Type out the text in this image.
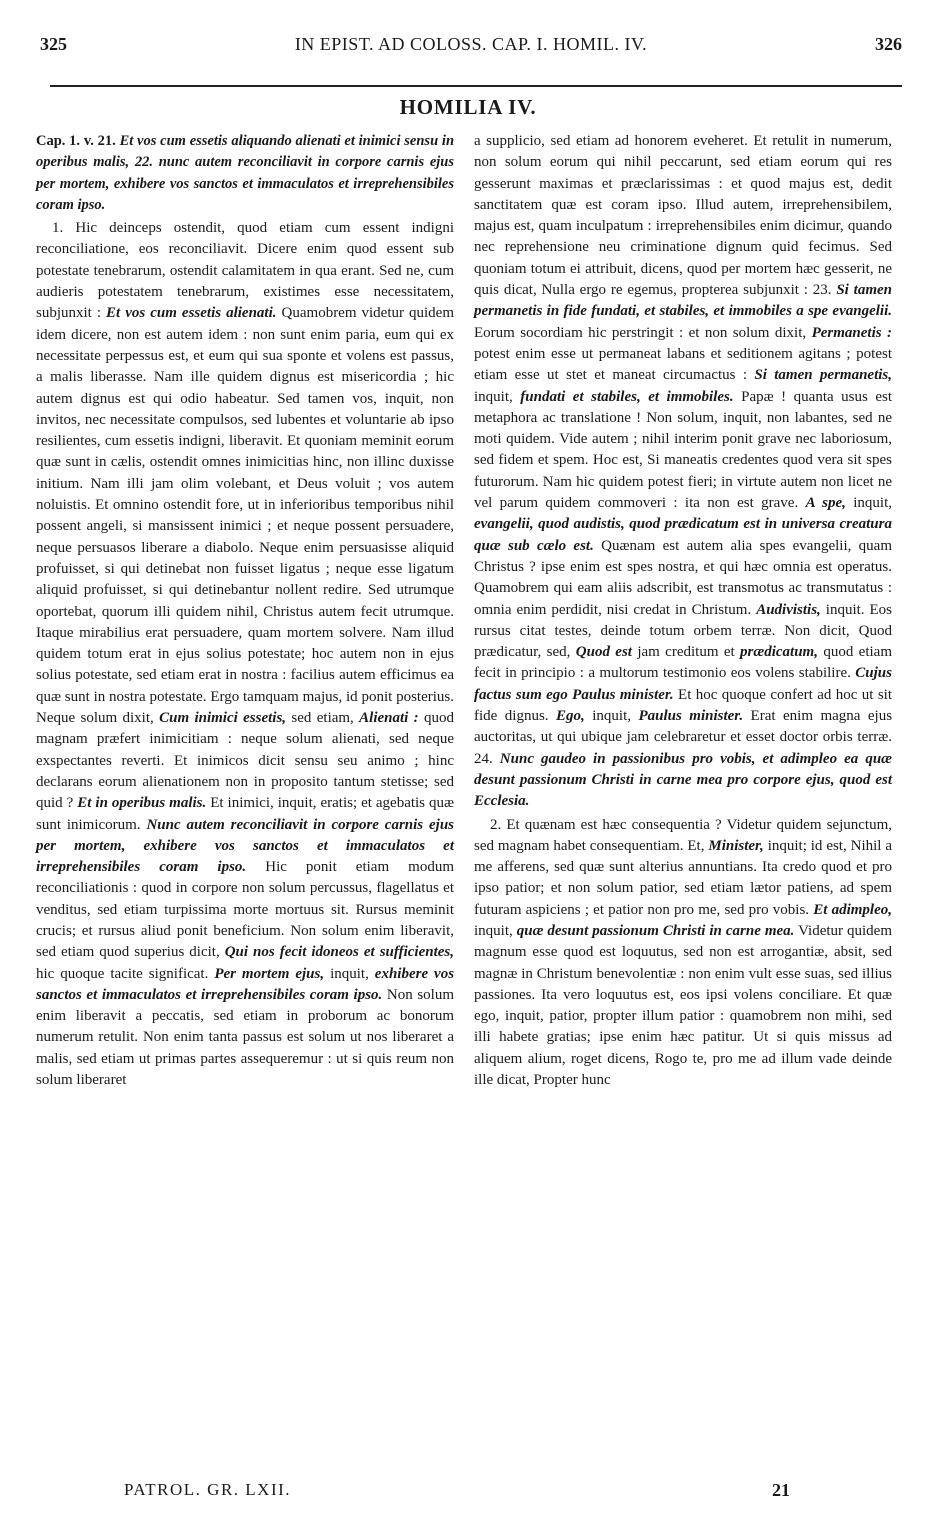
325	IN EPIST. AD COLOSS. CAP. I. HOMIL. IV.	326
HOMILIA IV.

Cap. 1. v. 21. Et vos cum essetis aliquando alienati et inimici sensu in operibus malis, 22. nunc autem reconciliavit in corpore carnis ejus per mortem, exhibere vos sanctos et immaculatos et irreprehensibiles coram ipso.

1. Hic deinceps ostendit, quod etiam cum essent indigni reconciliatione, eos reconciliavit. Dicere enim quod essent sub potestate tenebrarum, ostendit calamitatem in qua erant. Sed ne, cum audieris potestatem tenebrarum, existimes esse necessitatem, subjunxit : Et vos cum essetis alienati. Quamobrem videtur quidem idem dicere, non est autem idem : non sunt enim paria, eum qui ex necessitate perpessus est, et eum qui sua sponte et volens est passus, a malis liberasse. Nam ille quidem dignus est misericordia ; hic autem dignus est qui odio habeatur. Sed tamen vos, inquit, non invitos, nec necessitate compulsos, sed lubentes et voluntarie ab ipso resilientes, cum essetis indigni, liberavit. Et quoniam meminit eorum quæ sunt in cælis, ostendit omnes inimicitias hinc, non illinc duxisse initium. Nam illi jam olim volebant, et Deus voluit ; vos autem noluistis. Et omnino ostendit fore, ut in inferioribus temporibus nihil possent angeli, si mansissent inimici ; et neque possent persuadere, neque persuasos liberare a diabolo. Neque enim persuasisse aliquid profuisset, si qui detinebat non fuisset ligatus ; neque esse ligatum aliquid profuisset, si qui detinebantur nollent redire. Sed utrumque oportebat, quorum illi quidem nihil, Christus autem fecit utrumque. Itaque mirabilius erat persuadere, quam mortem solvere. Nam illud quidem totum erat in ejus solius potestate; hoc autem non in ejus solius potestate, sed etiam erat in nostra : facilius autem efficimus ea quæ sunt in nostra potestate. Ergo tamquam majus, id ponit posterius. Neque solum dixit, Cum inimici essetis, sed etiam, Alienati : quod magnam præfert inimicitiam : neque solum alienati, sed neque exspectantes reverti. Et inimicos dicit sensu seu animo ; hinc declarans eorum alienationem non in proposito tantum stetisse; sed quid ? Et in operibus malis. Et inimici, inquit, eratis; et agebatis quæ sunt inimicorum. Nunc autem reconciliavit in corpore carnis ejus per mortem, exhibere vos sanctos et immaculatos et irreprehensibiles coram ipso. Hic ponit etiam modum reconciliationis : quod in corpore non solum percussus, flagellatus et venditus, sed etiam turpissima morte mortuus sit. Rursus meminit crucis; et rursus aliud ponit beneficium. Non solum enim liberavit, sed etiam quod superius dicit, Qui nos fecit idoneos et sufficientes, hic quoque tacite significat. Per mortem ejus, inquit, exhibere vos sanctos et immaculatos et irreprehensibiles coram ipso. Non solum enim liberavit a peccatis, sed etiam in proborum ac bonorum numerum retulit. Non enim tanta passus est solum ut nos liberaret a malis, sed etiam ut primas partes assequeremur : ut si quis reum non solum liberaret

a supplicio, sed etiam ad honorem eveheret. Et retulit in numerum, non solum eorum qui nihil peccarunt, sed etiam eorum qui res gesserunt maximas et præclarissimas : et quod majus est, dedit sanctitatem quæ est coram ipso. Illud autem, irreprehensibilem, majus est, quam inculpatum : irreprehensibiles enim dicimur, quando nec reprehensione neu criminatione dignum quid fecimus. Sed quoniam totum ei attribuit, dicens, quod per mortem hæc gesserit, ne quis dicat, Nulla ergo re egemus, propterea subjunxit : 23. Si tamen permanetis in fide fundati, et stabiles, et immobiles a spe evangelii. Eorum socordiam hic perstringit : et non solum dixit, Permanetis : potest enim esse ut permaneat labans et seditionem agitans ; potest etiam esse ut stet et maneat circumactus : Si tamen permanetis, inquit, fundati et stabiles, et immobiles. Papæ ! quanta usus est metaphora ac translatione ! Non solum, inquit, non labantes, sed ne moti quidem. Vide autem ; nihil interim ponit grave nec laboriosum, sed fidem et spem. Hoc est, Si maneatis credentes quod vera sit spes futurorum. Nam hic quidem potest fieri; in virtute autem non licet ne vel parum quidem commoveri : ita non est grave. A spe, inquit, evangelii, quod audistis, quod prædicatum est in universa creatura quæ sub cælo est. Quænam est autem alia spes evangelii, quam Christus ? ipse enim est spes nostra, et qui hæc omnia est operatus. Quamobrem qui eam aliis adscribit, est transmotus ac transmutatus : omnia enim perdidit, nisi credat in Christum. Audivistis, inquit. Eos rursus citat testes, deinde totum orbem terræ. Non dicit, Quod prædicatur, sed, Quod est jam creditum et prædicatum, quod etiam fecit in principio : a multorum testimonio eos volens stabilire. Cujus factus sum ego Paulus minister. Et hoc quoque confert ad hoc ut sit fide dignus. Ego, inquit, Paulus minister. Erat enim magna ejus auctoritas, ut qui ubique jam celebraretur et esset doctor orbis terræ. 24. Nunc gaudeo in passionibus pro vobis, et adimpleo ea quæ desunt passionum Christi in carne mea pro corpore ejus, quod est Ecclesia.

2. Et quænam est hæc consequentia ? Videtur quidem sejunctum, sed magnam habet consequentiam. Et, Minister, inquit; id est, Nihil a me afferens, sed quæ sunt alterius annuntians. Ita credo quod et pro ipso patior; et non solum patior, sed etiam lætor patiens, ad spem futuram aspiciens ; et patior non pro me, sed pro vobis. Et adimpleo, inquit, quæ desunt passionum Christi in carne mea. Videtur quidem magnum esse quod est loquutus, sed non est arrogantiæ, absit, sed magnæ in Christum benevolentiæ : non enim vult esse suas, sed illius passiones. Ita vero loquutus est, eos ipsi volens conciliare. Et quæ ego, inquit, patior, propter illum patior : quamobrem non mihi, sed illi habete gratias; ipse enim hæc patitur. Ut si quis missus ad aliquem alium, roget dicens, Rogo te, pro me ad illum vade deinde ille dicat, Propter hunc

PATROL. GR. LXII.	21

**EXERCISE INSTRUCTIONS**
From start to finish, output the listing exactly, but omit its pictures.

**THE REPLY**
Type out the text in this image.
325	IN EPIST. AD COLOSS. CAP. I. HOMIL. IV.	326
HOMILIA IV.

Cap. 1. v. 21. Et vos cum essetis aliquando alienati et inimici sensu in operibus malis, 22. nunc autem reconciliavit in corpore carnis ejus per mortem, exhibere vos sanctos et immaculatos et irreprehensibiles coram ipso.

1. Hic deinceps ostendit, quod etiam cum essent indigni reconciliatione, eos reconciliavit. Dicere enim quod essent sub potestate tenebrarum, ostendit calamitatem in qua erant. Sed ne, cum audieris potestatem tenebrarum, existimes esse necessitatem, subjunxit : Et vos cum essetis alienati. Quamobrem videtur quidem idem dicere, non est autem idem : non sunt enim paria, eum qui ex necessitate perpessus est, et eum qui sua sponte et volens est passus, a malis liberasse. Nam ille quidem dignus est misericordia ; hic autem dignus est qui odio habeatur. Sed tamen vos, inquit, non invitos, nec necessitate compulsos, sed lubentes et voluntarie ab ipso resilientes, cum essetis indigni, liberavit. Et quoniam meminit eorum quæ sunt in cælis, ostendit omnes inimicitias hinc, non illinc duxisse initium. Nam illi jam olim volebant, et Deus voluit ; vos autem noluistis. Et omnino ostendit fore, ut in inferioribus temporibus nihil possent angeli, si mansissent inimici ; et neque possent persuadere, neque persuasos liberare a diabolo. Neque enim persuasisse aliquid profuisset, si qui detinebat non fuisset ligatus ; neque esse ligatum aliquid profuisset, si qui detinebantur nollent redire. Sed utrumque oportebat, quorum illi quidem nihil, Christus autem fecit utrumque. Itaque mirabilius erat persuadere, quam mortem solvere. Nam illud quidem totum erat in ejus solius potestate; hoc autem non in ejus solius potestate, sed etiam erat in nostra : facilius autem efficimus ea quæ sunt in nostra potestate. Ergo tamquam majus, id ponit posterius. Neque solum dixit, Cum inimici essetis, sed etiam, Alienati : quod magnam præfert inimicitiam : neque solum alienati, sed neque exspectantes reverti. Et inimicos dicit sensu seu animo ; hinc declarans eorum alienationem non in proposito tantum stetisse; sed quid ? Et in operibus malis. Et inimici, inquit, eratis; et agebatis quæ sunt inimicorum. Nunc autem reconciliavit in corpore carnis ejus per mortem, exhibere vos sanctos et immaculatos et irreprehensibiles coram ipso. Hic ponit etiam modum reconciliationis : quod in corpore non solum percussus, flagellatus et venditus, sed etiam turpissima morte mortuus sit. Rursus meminit crucis; et rursus aliud ponit beneficium. Non solum enim liberavit, sed etiam quod superius dicit, Qui nos fecit idoneos et sufficientes, hic quoque tacite significat. Per mortem ejus, inquit, exhibere vos sanctos et immaculatos et irreprehensibiles coram ipso. Non solum enim liberavit a peccatis, sed etiam in proborum ac bonorum numerum retulit. Non enim tanta passus est solum ut nos liberaret a malis, sed etiam ut primas partes assequeremur : ut si quis reum non solum liberaret

a supplicio, sed etiam ad honorem eveheret. Et retulit in numerum, non solum eorum qui nihil peccarunt, sed etiam eorum qui res gesserunt maximas et præclarissimas : et quod majus est, dedit sanctitatem quæ est coram ipso. Illud autem, irreprehensibilem, majus est, quam inculpatum : irreprehensibiles enim dicimur, quando nec reprehensione neu criminatione dignum quid fecimus. Sed quoniam totum ei attribuit, dicens, quod per mortem hæc gesserit, ne quis dicat, Nulla ergo re egemus, propterea subjunxit : 23. Si tamen permanetis in fide fundati, et stabiles, et immobiles a spe evangelii. Eorum socordiam hic perstringit : et non solum dixit, Permanetis : potest enim esse ut permaneat labans et seditionem agitans ; potest etiam esse ut stet et maneat circumactus : Si tamen permanetis, inquit, fundati et stabiles, et immobiles. Papæ ! quanta usus est metaphora ac translatione ! Non solum, inquit, non labantes, sed ne moti quidem. Vide autem ; nihil interim ponit grave nec laboriosum, sed fidem et spem. Hoc est, Si maneatis credentes quod vera sit spes futurorum. Nam hic quidem potest fieri; in virtute autem non licet ne vel parum quidem commoveri : ita non est grave. A spe, inquit, evangelii, quod audistis, quod prædicatum est in universa creatura quæ sub cælo est. Quænam est autem alia spes evangelii, quam Christus ? ipse enim est spes nostra, et qui hæc omnia est operatus. Quamobrem qui eam aliis adscribit, est transmotus ac transmutatus : omnia enim perdidit, nisi credat in Christum. Audivistis, inquit. Eos rursus citat testes, deinde totum orbem terræ. Non dicit, Quod prædicatur, sed, Quod est jam creditum et prædicatum, quod etiam fecit in principio : a multorum testimonio eos volens stabilire. Cujus factus sum ego Paulus minister. Et hoc quoque confert ad hoc ut sit fide dignus. Ego, inquit, Paulus minister. Erat enim magna ejus auctoritas, ut qui ubique jam celebraretur et esset doctor orbis terræ. 24. Nunc gaudeo in passionibus pro vobis, et adimpleo ea quæ desunt passionum Christi in carne mea pro corpore ejus, quod est Ecclesia.

2. Et quænam est hæc consequentia ? Videtur quidem sejunctum, sed magnam habet consequentiam. Et, Minister, inquit; id est, Nihil a me afferens, sed quæ sunt alterius annuntians. Ita credo quod et pro ipso patior; et non solum patior, sed etiam lætor patiens, ad spem futuram aspiciens ; et patior non pro me, sed pro vobis. Et adimpleo, inquit, quæ desunt passionum Christi in carne mea. Videtur quidem magnum esse quod est loquutus, sed non est arrogantiæ, absit, sed magnæ in Christum benevolentiæ : non enim vult esse suas, sed illius passiones. Ita vero loquutus est, eos ipsi volens conciliare. Et quæ ego, inquit, patior, propter illum patior : quamobrem non mihi, sed illi habete gratias; ipse enim hæc patitur. Ut si quis missus ad aliquem alium, roget dicens, Rogo te, pro me ad illum vade deinde ille dicat, Propter hunc

PATROL. GR. LXII.	21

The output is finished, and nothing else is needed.